By JOHN BLACKHAM*
Deutsche Bank's economic forecast for New Zealand projects that the only way for the country to reverse its increasing level of debt is to earn more. This, it concludes, is unlikely given that we are a commodity-dependent economy.
The alternative is to spend less and suffer a further fall in living standards - reductions in healthcare and other social services - and to continue our progress towards becoming a Third World country.
The only way to alter this picture is to lift the real value of our exports dramatically. It is insane to take comfort from an imaginary lift in agricultural export revenues caused by a devaluing dollar that puts us all in the international poorhouse.
To retain our best and brightest, we must be able to give them both the challenges and rewards that they can find in other countries.
Until we reverse our financial fortunes we will increasingly be seen as a source of cheap labour and, consequently, attract the low-paid jobs that other First World countries don't want.
When I arrived in New Zealand 25 years ago, one English pound cost $1.50. It now costs more than double that amount.
We, the New Zealand taxpayers, have just paid for a former Israeli Chief Scientist, Yigal Erlich, to come here to tell us how his programme dramatically improved Israel's fortunes.
Why don't we listen to him? His words were simple - invest in areas that provide a very high return, earn a lot of export revenue. Then we can own our own country instead of selling it piece by piece.
Yes, of course use technology to improve returns from agriculture. But those returns will at best be measured only in tens of percentage points.
Stimulating our latent high-technology sector, as happened in Israel, will provide the hundreds of percentage points increase in wealth that Israelis (and others) are enjoying.
That high-tech is valuable today does not put down our world-leading agricultural sector. It is just a fact of the life of global demand.
So how do we do it?
It's easy.
We copy the mechanisms that have been used elsewhere and which have been proved to work in New Zealand on a very limited scale in the form of Technology New Zealand.
These are:
Distribute grant money but at a much higher level than today. Israel invested $750 million for a population of five million, so for us let's be conservative at $300 million.
Grants are repayable with interest, so it doesn't end up costing all that much. Give money only where the outcome is to be exported.
Focus on the high-tech area - biotechnology, telecommunications, software and electronics - where the returns are highest and, as in Israel, the value can be realised through a public share offering on a liquid market such as Nasdaq. Israel has more than 100 companies listed on Nasdaq.
Establish a venture capital seed fund that focuses on boosting our nascent venture capital industry.
In Israel, $100 million was used to establish 10 new venture capital funds that have today, just six years later, created 50 funds in total - so many, in fact, that they now invest overseas.
The importance of this is that it reverses the demand from one of start-up companies looking for cash to one of venture funds looking for start-up companies and stimulating their establishment.

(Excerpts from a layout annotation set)
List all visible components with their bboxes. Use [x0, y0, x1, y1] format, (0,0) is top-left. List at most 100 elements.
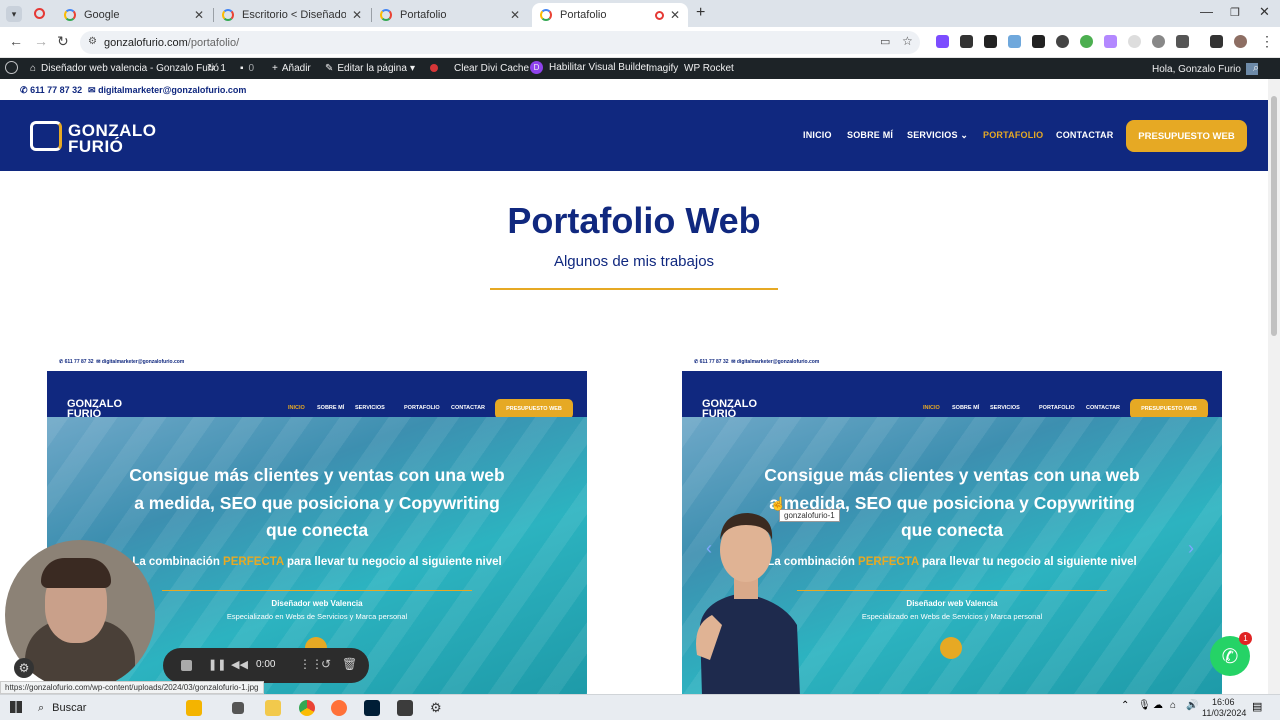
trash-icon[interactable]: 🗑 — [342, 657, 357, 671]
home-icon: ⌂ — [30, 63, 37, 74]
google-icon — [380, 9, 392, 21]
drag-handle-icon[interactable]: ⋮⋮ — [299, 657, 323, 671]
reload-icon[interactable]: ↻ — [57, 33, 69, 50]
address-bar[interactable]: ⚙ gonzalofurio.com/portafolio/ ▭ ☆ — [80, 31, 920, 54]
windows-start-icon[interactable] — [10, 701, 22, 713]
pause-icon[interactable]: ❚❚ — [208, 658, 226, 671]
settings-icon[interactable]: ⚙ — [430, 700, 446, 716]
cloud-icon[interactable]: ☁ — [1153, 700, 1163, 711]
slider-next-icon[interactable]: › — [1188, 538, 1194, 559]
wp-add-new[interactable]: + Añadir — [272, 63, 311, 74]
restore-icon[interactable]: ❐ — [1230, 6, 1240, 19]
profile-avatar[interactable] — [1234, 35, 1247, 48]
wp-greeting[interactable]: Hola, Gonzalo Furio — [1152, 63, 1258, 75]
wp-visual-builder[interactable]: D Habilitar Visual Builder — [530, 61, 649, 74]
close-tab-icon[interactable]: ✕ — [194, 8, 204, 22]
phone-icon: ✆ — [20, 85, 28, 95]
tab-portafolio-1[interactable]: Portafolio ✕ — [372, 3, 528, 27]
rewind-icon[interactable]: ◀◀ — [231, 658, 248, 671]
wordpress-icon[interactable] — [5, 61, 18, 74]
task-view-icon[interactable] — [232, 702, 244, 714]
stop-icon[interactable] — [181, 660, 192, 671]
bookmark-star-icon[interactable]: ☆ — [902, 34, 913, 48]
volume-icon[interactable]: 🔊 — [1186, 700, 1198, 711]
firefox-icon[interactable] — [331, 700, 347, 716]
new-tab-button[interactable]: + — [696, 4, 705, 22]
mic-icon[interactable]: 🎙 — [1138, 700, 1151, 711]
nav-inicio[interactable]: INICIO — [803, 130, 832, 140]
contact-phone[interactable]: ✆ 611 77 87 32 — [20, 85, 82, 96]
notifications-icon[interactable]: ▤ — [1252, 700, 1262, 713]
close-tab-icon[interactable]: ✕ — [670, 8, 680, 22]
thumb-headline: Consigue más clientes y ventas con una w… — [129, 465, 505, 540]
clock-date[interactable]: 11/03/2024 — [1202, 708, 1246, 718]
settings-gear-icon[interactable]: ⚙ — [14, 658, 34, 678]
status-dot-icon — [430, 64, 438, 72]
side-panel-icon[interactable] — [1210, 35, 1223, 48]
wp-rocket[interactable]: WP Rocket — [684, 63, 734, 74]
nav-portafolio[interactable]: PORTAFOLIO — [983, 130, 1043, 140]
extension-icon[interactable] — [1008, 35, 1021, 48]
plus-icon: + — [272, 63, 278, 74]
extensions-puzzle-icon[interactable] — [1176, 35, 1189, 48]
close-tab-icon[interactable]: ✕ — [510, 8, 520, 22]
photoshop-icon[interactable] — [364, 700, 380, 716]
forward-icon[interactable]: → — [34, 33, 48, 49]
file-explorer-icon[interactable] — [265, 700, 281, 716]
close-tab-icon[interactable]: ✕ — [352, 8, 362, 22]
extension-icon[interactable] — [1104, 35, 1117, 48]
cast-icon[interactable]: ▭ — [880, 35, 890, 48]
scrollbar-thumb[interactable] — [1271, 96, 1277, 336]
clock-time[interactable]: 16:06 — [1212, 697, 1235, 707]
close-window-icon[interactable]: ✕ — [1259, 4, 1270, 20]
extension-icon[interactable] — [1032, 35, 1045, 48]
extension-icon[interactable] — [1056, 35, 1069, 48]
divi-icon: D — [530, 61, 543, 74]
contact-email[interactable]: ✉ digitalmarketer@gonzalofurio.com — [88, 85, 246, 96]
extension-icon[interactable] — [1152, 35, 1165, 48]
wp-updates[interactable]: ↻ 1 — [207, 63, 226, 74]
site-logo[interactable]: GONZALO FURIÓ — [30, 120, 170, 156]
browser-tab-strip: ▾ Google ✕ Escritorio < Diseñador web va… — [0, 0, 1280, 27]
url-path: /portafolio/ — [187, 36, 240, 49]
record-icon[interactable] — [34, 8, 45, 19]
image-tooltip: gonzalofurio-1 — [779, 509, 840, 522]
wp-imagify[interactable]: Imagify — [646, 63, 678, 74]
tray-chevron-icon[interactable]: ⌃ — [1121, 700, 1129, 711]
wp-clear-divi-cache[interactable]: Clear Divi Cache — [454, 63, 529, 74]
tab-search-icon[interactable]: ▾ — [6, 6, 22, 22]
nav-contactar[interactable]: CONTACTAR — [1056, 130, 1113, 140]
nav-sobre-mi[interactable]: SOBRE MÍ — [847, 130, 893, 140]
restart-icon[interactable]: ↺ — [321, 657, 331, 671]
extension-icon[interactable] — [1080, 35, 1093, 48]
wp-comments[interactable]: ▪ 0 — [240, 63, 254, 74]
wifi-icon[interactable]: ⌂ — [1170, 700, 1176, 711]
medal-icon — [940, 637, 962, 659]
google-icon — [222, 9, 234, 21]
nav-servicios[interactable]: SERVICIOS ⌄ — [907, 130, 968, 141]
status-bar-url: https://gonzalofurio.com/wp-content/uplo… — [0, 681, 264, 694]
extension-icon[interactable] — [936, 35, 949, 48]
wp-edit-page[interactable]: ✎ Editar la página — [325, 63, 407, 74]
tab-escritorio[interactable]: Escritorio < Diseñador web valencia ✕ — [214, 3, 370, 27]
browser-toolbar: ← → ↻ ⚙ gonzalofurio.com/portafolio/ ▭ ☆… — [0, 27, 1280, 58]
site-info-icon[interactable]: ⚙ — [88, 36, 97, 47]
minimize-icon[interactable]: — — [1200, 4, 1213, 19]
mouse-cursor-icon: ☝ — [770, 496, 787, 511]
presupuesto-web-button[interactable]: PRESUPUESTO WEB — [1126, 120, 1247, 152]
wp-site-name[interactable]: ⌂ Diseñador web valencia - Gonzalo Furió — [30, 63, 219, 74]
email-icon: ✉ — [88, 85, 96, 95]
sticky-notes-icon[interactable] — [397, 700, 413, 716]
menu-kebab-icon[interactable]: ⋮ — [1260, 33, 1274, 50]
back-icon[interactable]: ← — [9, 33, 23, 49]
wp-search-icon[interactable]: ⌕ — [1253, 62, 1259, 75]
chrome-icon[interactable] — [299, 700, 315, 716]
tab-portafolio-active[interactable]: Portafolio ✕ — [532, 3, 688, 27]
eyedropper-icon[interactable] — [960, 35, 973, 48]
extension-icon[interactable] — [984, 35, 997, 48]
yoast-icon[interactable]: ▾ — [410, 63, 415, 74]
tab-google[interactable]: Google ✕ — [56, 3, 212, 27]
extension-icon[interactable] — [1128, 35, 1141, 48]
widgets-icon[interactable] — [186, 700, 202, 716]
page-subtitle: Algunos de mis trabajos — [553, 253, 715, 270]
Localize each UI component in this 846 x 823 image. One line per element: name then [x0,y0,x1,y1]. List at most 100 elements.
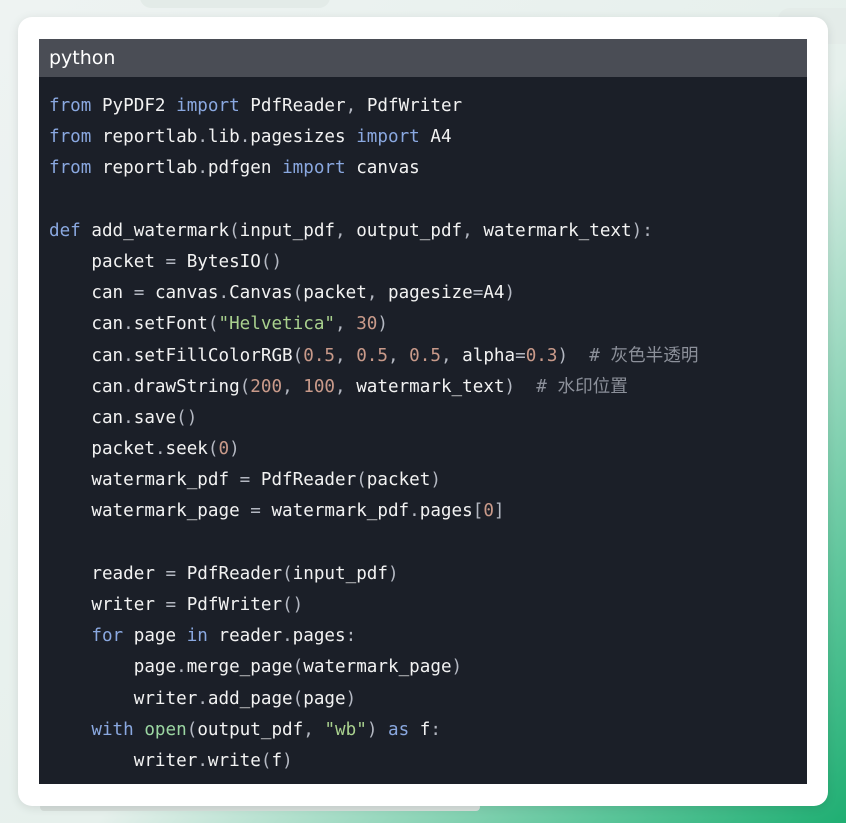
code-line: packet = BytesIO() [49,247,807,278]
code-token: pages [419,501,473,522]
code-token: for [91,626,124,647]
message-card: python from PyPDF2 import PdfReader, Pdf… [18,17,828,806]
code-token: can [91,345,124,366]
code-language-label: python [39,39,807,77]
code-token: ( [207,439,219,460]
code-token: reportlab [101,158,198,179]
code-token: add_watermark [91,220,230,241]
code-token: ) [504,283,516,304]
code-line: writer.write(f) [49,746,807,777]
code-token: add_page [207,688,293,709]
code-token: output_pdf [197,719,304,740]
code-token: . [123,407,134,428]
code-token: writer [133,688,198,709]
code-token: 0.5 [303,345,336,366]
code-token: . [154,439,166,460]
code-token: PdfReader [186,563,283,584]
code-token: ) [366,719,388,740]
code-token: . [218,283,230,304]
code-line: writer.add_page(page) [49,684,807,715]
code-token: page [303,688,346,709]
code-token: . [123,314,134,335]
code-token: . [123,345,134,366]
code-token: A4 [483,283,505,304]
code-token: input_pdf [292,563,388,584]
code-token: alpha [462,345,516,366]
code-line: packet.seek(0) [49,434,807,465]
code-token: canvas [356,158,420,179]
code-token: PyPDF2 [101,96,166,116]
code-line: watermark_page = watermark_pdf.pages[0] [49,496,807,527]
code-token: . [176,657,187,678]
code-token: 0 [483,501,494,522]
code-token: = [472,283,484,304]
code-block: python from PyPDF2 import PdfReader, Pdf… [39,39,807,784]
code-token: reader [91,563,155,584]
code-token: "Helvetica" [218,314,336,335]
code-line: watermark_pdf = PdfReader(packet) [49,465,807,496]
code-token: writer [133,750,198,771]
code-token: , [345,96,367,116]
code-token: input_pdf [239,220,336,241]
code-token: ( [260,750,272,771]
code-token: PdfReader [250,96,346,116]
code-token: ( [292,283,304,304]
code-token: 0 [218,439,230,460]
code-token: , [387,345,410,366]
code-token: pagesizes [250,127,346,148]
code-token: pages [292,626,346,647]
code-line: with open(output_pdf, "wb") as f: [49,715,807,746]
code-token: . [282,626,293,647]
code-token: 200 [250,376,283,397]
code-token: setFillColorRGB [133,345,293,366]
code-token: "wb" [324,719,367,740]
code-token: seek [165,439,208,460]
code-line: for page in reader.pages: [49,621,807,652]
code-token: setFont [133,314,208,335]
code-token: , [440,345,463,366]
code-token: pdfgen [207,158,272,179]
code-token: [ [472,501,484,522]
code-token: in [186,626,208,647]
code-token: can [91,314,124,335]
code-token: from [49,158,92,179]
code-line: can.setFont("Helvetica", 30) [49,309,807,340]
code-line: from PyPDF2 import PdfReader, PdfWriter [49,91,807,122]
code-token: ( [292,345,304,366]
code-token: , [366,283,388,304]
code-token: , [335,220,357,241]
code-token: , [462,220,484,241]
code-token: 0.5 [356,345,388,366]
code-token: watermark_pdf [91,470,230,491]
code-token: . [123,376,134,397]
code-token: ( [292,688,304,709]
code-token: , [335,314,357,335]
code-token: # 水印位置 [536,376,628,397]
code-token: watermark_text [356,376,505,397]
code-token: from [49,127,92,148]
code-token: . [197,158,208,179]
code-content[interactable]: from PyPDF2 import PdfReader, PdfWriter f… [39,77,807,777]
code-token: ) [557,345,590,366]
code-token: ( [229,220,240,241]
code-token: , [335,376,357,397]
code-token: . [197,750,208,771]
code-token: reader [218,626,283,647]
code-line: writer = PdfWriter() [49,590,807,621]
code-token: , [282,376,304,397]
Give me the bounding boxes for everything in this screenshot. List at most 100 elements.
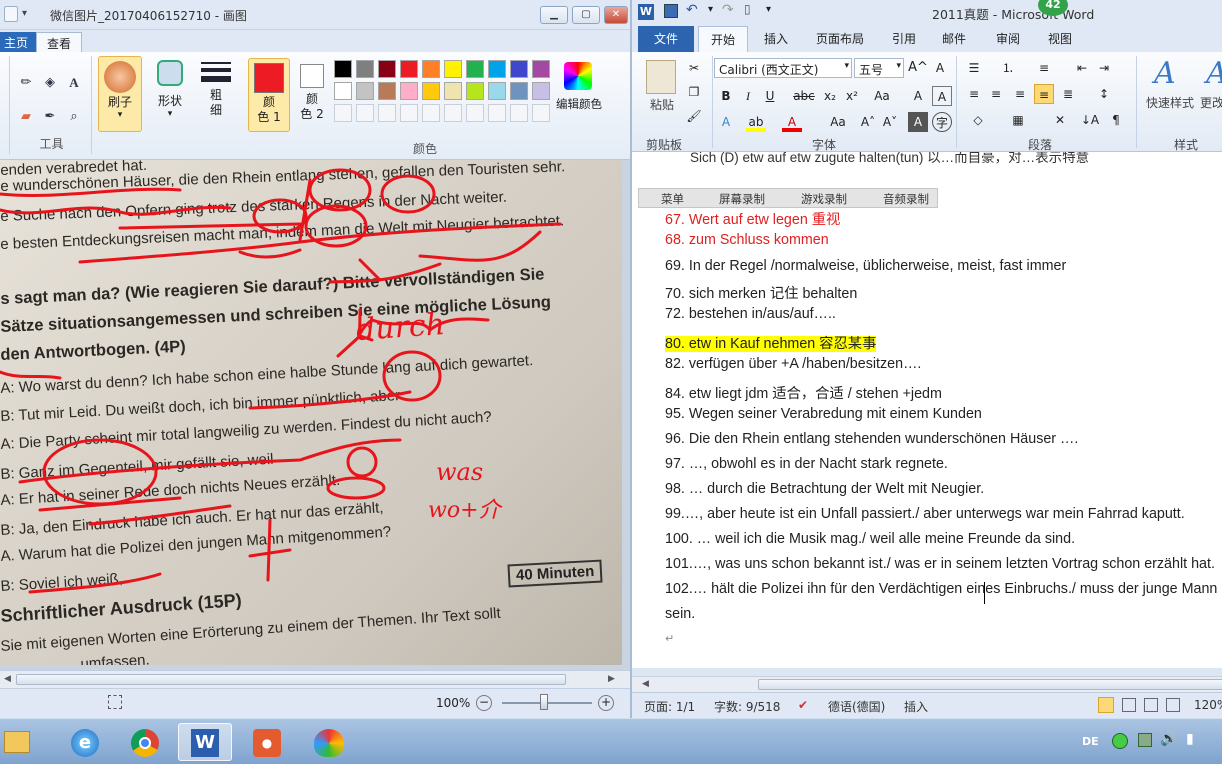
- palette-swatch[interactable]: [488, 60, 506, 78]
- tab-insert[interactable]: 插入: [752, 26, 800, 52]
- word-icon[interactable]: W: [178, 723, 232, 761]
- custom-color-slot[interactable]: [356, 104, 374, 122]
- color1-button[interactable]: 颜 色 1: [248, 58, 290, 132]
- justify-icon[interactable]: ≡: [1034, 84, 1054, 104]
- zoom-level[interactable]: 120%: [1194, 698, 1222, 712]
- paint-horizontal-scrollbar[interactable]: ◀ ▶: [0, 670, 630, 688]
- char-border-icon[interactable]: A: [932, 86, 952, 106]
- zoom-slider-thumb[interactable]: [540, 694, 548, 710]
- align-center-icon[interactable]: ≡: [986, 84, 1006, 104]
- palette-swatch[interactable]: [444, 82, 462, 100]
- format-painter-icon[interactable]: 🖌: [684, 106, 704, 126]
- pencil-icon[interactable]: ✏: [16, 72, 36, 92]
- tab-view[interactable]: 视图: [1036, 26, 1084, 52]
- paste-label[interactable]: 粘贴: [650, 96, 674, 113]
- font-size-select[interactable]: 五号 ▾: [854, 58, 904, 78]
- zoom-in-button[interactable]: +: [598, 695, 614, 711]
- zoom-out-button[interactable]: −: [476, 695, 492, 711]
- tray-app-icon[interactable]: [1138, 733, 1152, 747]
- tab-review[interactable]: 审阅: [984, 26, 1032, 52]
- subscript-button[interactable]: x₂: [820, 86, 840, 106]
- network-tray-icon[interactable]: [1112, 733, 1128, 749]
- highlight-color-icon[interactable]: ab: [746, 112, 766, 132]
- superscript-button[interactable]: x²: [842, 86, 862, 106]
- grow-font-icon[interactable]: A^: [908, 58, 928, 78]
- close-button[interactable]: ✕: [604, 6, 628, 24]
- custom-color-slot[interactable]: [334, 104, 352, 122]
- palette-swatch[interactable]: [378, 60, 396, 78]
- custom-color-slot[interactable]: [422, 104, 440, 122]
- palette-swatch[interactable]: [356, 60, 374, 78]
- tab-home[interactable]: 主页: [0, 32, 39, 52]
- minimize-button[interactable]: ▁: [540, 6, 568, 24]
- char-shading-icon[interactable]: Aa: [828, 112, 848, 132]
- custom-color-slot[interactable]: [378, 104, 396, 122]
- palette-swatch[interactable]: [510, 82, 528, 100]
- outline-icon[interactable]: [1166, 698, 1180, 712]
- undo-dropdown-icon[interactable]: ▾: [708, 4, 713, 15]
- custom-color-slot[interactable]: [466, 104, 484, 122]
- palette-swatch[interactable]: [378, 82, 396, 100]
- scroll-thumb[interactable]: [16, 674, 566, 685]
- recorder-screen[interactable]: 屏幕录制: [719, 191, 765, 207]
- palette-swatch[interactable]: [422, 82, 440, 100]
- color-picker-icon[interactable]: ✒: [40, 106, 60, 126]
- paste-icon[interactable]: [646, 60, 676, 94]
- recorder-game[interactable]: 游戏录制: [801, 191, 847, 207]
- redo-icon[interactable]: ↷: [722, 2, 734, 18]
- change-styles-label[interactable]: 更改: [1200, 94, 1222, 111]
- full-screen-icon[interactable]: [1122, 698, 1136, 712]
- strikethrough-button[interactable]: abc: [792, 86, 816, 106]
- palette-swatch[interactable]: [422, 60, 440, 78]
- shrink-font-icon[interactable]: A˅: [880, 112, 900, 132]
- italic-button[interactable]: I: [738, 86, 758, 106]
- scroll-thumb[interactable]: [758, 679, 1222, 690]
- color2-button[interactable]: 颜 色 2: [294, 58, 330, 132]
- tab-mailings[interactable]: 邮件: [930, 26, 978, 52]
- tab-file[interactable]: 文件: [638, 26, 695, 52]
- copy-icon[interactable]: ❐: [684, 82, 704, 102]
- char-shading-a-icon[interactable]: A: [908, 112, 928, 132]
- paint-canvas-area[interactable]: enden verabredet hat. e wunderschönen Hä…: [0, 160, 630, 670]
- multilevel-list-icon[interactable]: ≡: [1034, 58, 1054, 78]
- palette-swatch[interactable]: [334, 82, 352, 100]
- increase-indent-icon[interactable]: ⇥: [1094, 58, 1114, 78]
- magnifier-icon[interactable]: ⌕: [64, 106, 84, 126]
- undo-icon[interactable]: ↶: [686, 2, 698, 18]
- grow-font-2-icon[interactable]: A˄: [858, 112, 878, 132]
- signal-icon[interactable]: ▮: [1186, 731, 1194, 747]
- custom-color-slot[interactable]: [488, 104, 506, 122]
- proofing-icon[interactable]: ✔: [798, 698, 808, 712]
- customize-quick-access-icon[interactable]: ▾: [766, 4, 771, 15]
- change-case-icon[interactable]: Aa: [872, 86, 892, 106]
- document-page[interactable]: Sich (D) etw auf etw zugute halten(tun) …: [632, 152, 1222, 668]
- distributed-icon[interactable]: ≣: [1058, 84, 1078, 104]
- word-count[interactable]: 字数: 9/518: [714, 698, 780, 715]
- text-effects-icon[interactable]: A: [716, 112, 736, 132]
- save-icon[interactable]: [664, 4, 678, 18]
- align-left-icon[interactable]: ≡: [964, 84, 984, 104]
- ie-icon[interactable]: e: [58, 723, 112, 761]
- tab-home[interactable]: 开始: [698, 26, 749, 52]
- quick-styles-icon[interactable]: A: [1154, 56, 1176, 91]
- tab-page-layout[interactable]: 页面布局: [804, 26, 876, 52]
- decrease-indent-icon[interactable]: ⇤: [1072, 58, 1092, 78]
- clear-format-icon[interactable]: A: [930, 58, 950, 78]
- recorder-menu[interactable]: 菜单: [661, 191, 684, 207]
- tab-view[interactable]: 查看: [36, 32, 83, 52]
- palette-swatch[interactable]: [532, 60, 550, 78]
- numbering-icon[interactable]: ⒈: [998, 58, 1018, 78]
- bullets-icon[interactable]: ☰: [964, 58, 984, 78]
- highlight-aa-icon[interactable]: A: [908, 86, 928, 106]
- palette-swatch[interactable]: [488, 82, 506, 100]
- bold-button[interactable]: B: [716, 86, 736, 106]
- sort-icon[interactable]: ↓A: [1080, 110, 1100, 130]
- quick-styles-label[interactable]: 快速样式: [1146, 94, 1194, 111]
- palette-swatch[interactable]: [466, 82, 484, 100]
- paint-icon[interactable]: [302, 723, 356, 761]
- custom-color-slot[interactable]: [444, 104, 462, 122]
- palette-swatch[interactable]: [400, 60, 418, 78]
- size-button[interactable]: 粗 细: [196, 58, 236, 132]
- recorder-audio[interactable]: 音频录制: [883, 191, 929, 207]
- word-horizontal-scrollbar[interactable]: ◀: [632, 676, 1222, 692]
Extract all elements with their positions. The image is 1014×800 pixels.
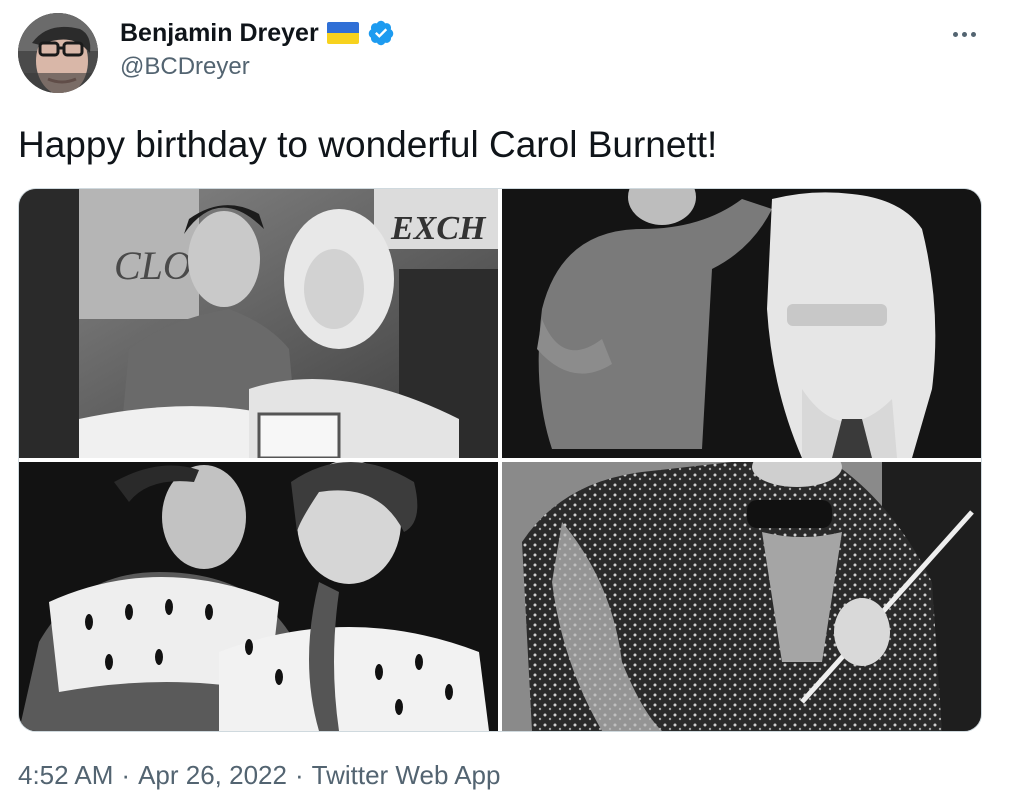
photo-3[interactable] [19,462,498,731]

PROBLEM TO WORK ON -> Can you quote the commentary on New Zealand's debt from "When I arrived" to "others) are enjoying."?

THE SOLUTION ->
When I arrived in New Zealand 25 years ago, one English pound cost $1.50. It now costs more than double that amount.
We, the New Zealand taxpayers, have just paid for a former Israeli Chief Scientist, Yigal Erlich, to come here to tell us how his programme dramatically improved Israel's fortunes.
Why don't we listen to him? His words were simple - invest in areas that provide a very high return, earn a lot of export revenue. Then we can own our own country instead of selling it piece by piece.
Yes, of course use technology to improve returns from agriculture. But those returns will at best be measured only in tens of percentage points.
Stimulating our latent high-technology sector, as happened in Israel, will provide the hundreds of percentage points increase in wealth that Israelis (and others) are enjoying.